BEGIN EXTRACTED ENTRIES

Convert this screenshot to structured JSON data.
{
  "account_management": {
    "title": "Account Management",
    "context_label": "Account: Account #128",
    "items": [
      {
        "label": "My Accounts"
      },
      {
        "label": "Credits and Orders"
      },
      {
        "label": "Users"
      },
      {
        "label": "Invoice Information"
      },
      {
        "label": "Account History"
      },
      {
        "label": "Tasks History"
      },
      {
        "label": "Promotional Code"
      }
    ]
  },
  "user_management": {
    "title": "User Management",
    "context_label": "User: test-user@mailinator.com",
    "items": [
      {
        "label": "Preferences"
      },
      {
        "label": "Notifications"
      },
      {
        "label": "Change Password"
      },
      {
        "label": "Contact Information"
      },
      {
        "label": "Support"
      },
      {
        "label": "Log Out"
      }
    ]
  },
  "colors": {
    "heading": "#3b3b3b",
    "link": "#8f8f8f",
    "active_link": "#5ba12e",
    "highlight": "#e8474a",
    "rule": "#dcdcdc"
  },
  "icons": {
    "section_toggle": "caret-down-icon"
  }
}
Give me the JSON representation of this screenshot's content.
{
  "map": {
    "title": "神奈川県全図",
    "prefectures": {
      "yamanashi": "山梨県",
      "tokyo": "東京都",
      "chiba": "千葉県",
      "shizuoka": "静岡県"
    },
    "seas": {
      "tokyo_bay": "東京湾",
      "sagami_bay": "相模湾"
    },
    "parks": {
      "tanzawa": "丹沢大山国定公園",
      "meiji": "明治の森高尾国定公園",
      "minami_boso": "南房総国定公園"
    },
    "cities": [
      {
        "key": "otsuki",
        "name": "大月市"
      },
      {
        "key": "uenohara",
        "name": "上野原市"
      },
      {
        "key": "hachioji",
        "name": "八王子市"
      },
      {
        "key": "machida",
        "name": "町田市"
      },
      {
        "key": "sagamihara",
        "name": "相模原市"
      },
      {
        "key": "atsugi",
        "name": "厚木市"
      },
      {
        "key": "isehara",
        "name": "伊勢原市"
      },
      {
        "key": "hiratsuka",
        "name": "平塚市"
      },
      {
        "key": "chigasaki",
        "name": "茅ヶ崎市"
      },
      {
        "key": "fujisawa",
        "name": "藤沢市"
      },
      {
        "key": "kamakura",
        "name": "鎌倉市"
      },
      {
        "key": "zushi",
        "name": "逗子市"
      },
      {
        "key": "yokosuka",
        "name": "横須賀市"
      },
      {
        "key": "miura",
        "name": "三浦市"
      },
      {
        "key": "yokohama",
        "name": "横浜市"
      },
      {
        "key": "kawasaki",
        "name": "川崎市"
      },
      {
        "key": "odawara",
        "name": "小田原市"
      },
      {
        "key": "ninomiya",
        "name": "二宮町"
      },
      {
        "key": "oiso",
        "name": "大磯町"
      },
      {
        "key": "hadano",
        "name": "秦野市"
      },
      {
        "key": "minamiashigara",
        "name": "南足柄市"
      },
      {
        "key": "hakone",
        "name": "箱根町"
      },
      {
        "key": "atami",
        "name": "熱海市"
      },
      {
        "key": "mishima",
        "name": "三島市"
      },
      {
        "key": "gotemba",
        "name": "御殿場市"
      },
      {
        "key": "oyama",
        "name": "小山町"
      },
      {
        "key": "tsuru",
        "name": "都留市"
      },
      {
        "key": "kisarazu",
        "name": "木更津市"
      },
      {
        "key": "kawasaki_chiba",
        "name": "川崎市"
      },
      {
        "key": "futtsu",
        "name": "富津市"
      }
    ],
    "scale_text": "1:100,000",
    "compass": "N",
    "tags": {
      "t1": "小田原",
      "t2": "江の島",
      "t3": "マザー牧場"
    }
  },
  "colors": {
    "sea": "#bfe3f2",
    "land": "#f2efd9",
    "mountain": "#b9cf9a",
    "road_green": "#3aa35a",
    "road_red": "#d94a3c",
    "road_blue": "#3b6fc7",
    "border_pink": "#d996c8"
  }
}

END EXTRACTED ENTRIES

> **WHAT IS REQUIRED**
Write the complete data out, exactly as above.

> **TASK RESPONSE**
Convert this screenshot to structured JSON data.
{
  "account_management": {
    "title": "Account Management",
    "context_label": "Account: Account #128",
    "items": [
      {
        "label": "My Accounts"
      },
      {
        "label": "Credits and Orders"
      },
      {
        "label": "Users"
      },
      {
        "label": "Invoice Information"
      },
      {
        "label": "Account History"
      },
      {
        "label": "Tasks History"
      },
      {
        "label": "Promotional Code"
      }
    ]
  },
  "user_management": {
    "title": "User Management",
    "context_label": "User: test-user@mailinator.com",
    "items": [
      {
        "label": "Preferences"
      },
      {
        "label": "Notifications"
      },
      {
        "label": "Change Password"
      },
      {
        "label": "Contact Information"
      },
      {
        "label": "Support"
      },
      {
        "label": "Log Out"
      }
    ]
  },
  "colors": {
    "heading": "#3b3b3b",
    "link": "#8f8f8f",
    "active_link": "#5ba12e",
    "highlight": "#e8474a",
    "rule": "#dcdcdc"
  },
  "icons": {
    "section_toggle": "caret-down-icon"
  }
}
Give me the JSON representation of this screenshot's content.
{
  "map": {
    "title": "神奈川県全図",
    "prefectures": {
      "yamanashi": "山梨県",
      "tokyo": "東京都",
      "chiba": "千葉県",
      "shizuoka": "静岡県"
    },
    "seas": {
      "tokyo_bay": "東京湾",
      "sagami_bay": "相模湾"
    },
    "parks": {
      "tanzawa": "丹沢大山国定公園",
      "meiji": "明治の森高尾国定公園",
      "minami_boso": "南房総国定公園"
    },
    "cities": [
      {
        "key": "otsuki",
        "name": "大月市"
      },
      {
        "key": "uenohara",
        "name": "上野原市"
      },
      {
        "key": "hachioji",
        "name": "八王子市"
      },
      {
        "key": "machida",
        "name": "町田市"
      },
      {
        "key": "sagamihara",
        "name": "相模原市"
      },
      {
        "key": "atsugi",
        "name": "厚木市"
      },
      {
        "key": "isehara",
        "name": "伊勢原市"
      },
      {
        "key": "hiratsuka",
        "name": "平塚市"
      },
      {
        "key": "chigasaki",
        "name": "茅ヶ崎市"
      },
      {
        "key": "fujisawa",
        "name": "藤沢市"
      },
      {
        "key": "kamakura",
        "name": "鎌倉市"
      },
      {
        "key": "zushi",
        "name": "逗子市"
      },
      {
        "key": "yokosuka",
        "name": "横須賀市"
      },
      {
        "key": "miura",
        "name": "三浦市"
      },
      {
        "key": "yokohama",
        "name": "横浜市"
      },
      {
        "key": "kawasaki",
        "name": "川崎市"
      },
      {
        "key": "odawara",
        "name": "小田原市"
      },
      {
        "key": "ninomiya",
        "name": "二宮町"
      },
      {
        "key": "oiso",
        "name": "大磯町"
      },
      {
        "key": "hadano",
        "name": "秦野市"
      },
      {
        "key": "minamiashigara",
        "name": "南足柄市"
      },
      {
        "key": "hakone",
        "name": "箱根町"
      },
      {
        "key": "atami",
        "name": "熱海市"
      },
      {
        "key": "mishima",
        "name": "三島市"
      },
      {
        "key": "gotemba",
        "name": "御殿場市"
      },
      {
        "key": "oyama",
        "name": "小山町"
      },
      {
        "key": "tsuru",
        "name": "都留市"
      },
      {
        "key": "kisarazu",
        "name": "木更津市"
      },
      {
        "key": "kawasaki_chiba",
        "name": "川崎市"
      },
      {
        "key": "futtsu",
        "name": "富津市"
      }
    ],
    "scale_text": "1:100,000",
    "compass": "N",
    "tags": {
      "t1": "小田原",
      "t2": "江の島",
      "t3": "マザー牧場"
    }
  },
  "colors": {
    "sea": "#bfe3f2",
    "land": "#f2efd9",
    "mountain": "#b9cf9a",
    "road_green": "#3aa35a",
    "road_red": "#d94a3c",
    "road_blue": "#3b6fc7",
    "border_pink": "#d996c8"
  }
}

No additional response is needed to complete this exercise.